### Exercise instructions
Reproduce every line of the listing as written, apart from the pictures.

### Dataset records
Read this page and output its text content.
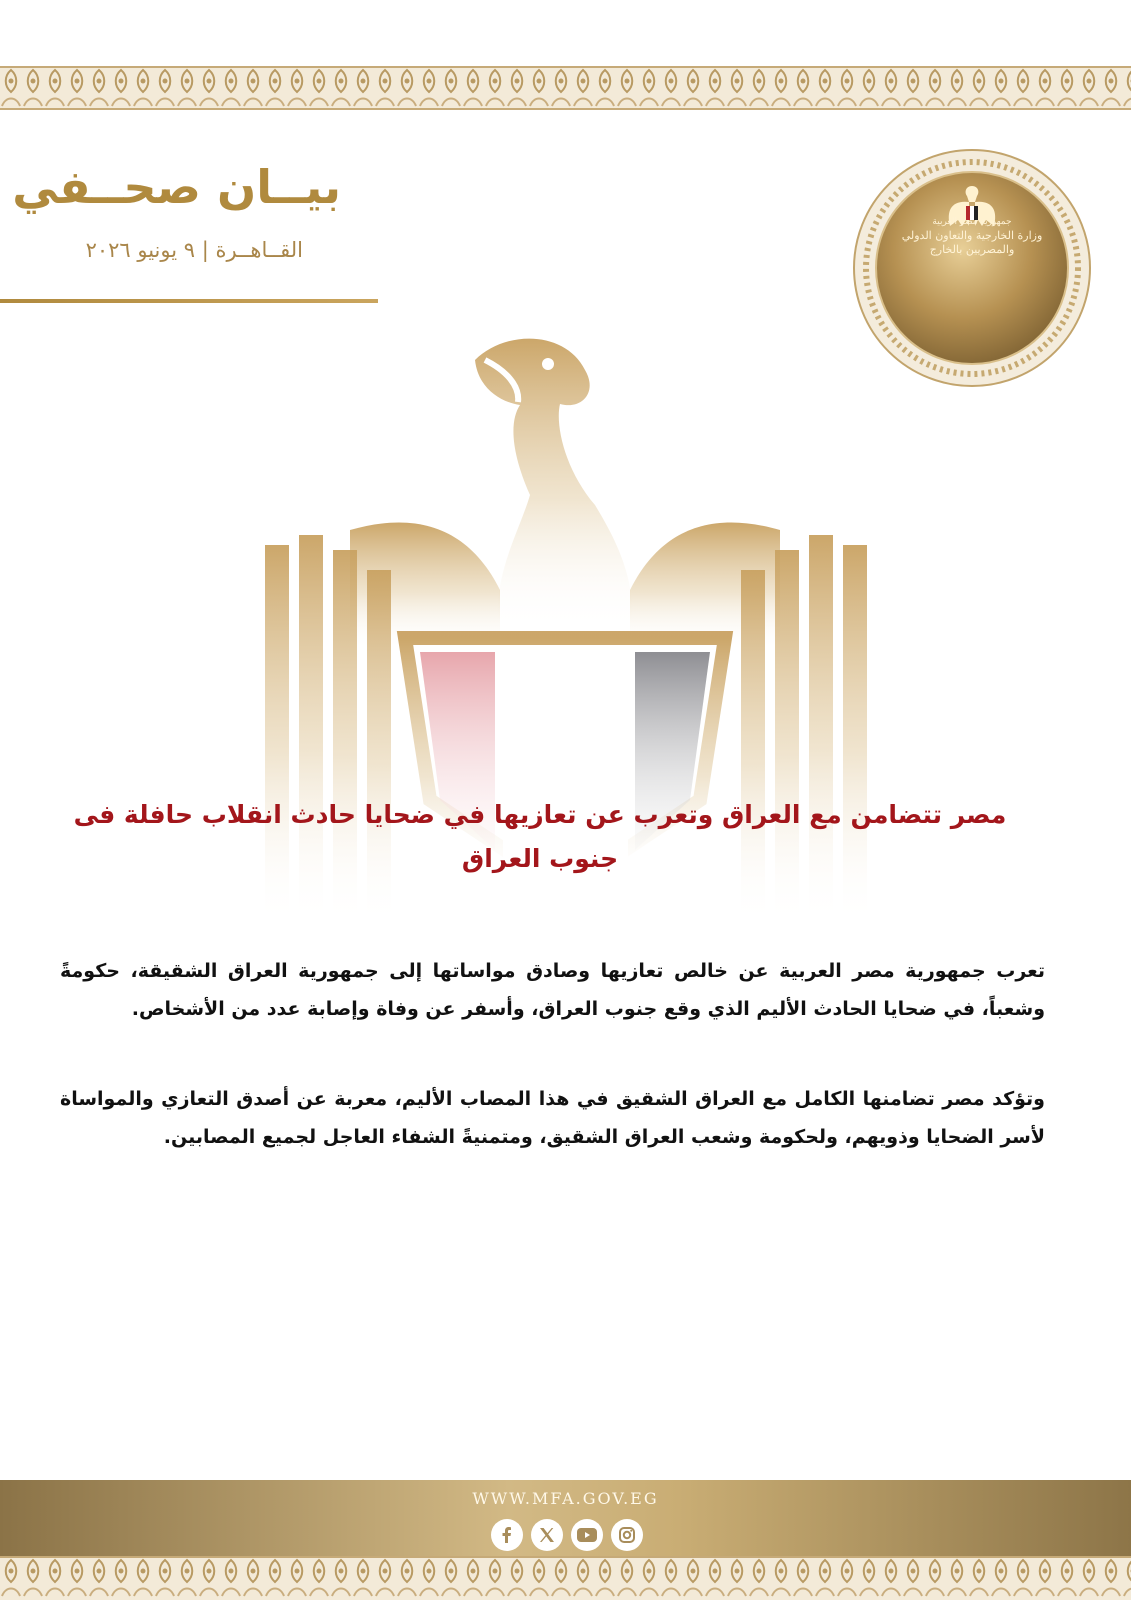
بيــان صحــفي
القــاهــرة | ٩ يونيو ٢٠٢٦
جمهورية مصر العربية
وزارة الخارجية والتعاون الدولي
والمصريين بالخارج
مصر تتضامن مع العراق وتعرب عن تعازيها في ضحايا حادث انقلاب حافلة فى جنوب العراق
تعرب جمهورية مصر العربية عن خالص تعازيها وصادق مواساتها إلى جمهورية العراق الشقيقة، حكومةً وشعباً، في ضحايا الحادث الأليم الذي وقع جنوب العراق، وأسفر عن وفاة وإصابة عدد من الأشخاص.
وتؤكد مصر تضامنها الكامل مع العراق الشقيق في هذا المصاب الأليم، معربة عن أصدق التعازي والمواساة لأسر الضحايا وذويهم، ولحكومة وشعب العراق الشقيق، ومتمنيةً الشفاء العاجل لجميع المصابين.
WWW.MFA.GOV.EG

### The answer
Read this page and output its text content.
بيــان صحــفي
القــاهــرة | ٩ يونيو ٢٠٢٦
جمهورية مصر العربية
وزارة الخارجية والتعاون الدولي
والمصريين بالخارج
مصر تتضامن مع العراق وتعرب عن تعازيها في ضحايا حادث انقلاب حافلة فى جنوب العراق
تعرب جمهورية مصر العربية عن خالص تعازيها وصادق مواساتها إلى جمهورية العراق الشقيقة، حكومةً وشعباً، في ضحايا الحادث الأليم الذي وقع جنوب العراق، وأسفر عن وفاة وإصابة عدد من الأشخاص.
وتؤكد مصر تضامنها الكامل مع العراق الشقيق في هذا المصاب الأليم، معربة عن أصدق التعازي والمواساة لأسر الضحايا وذويهم، ولحكومة وشعب العراق الشقيق، ومتمنيةً الشفاء العاجل لجميع المصابين.
WWW.MFA.GOV.EG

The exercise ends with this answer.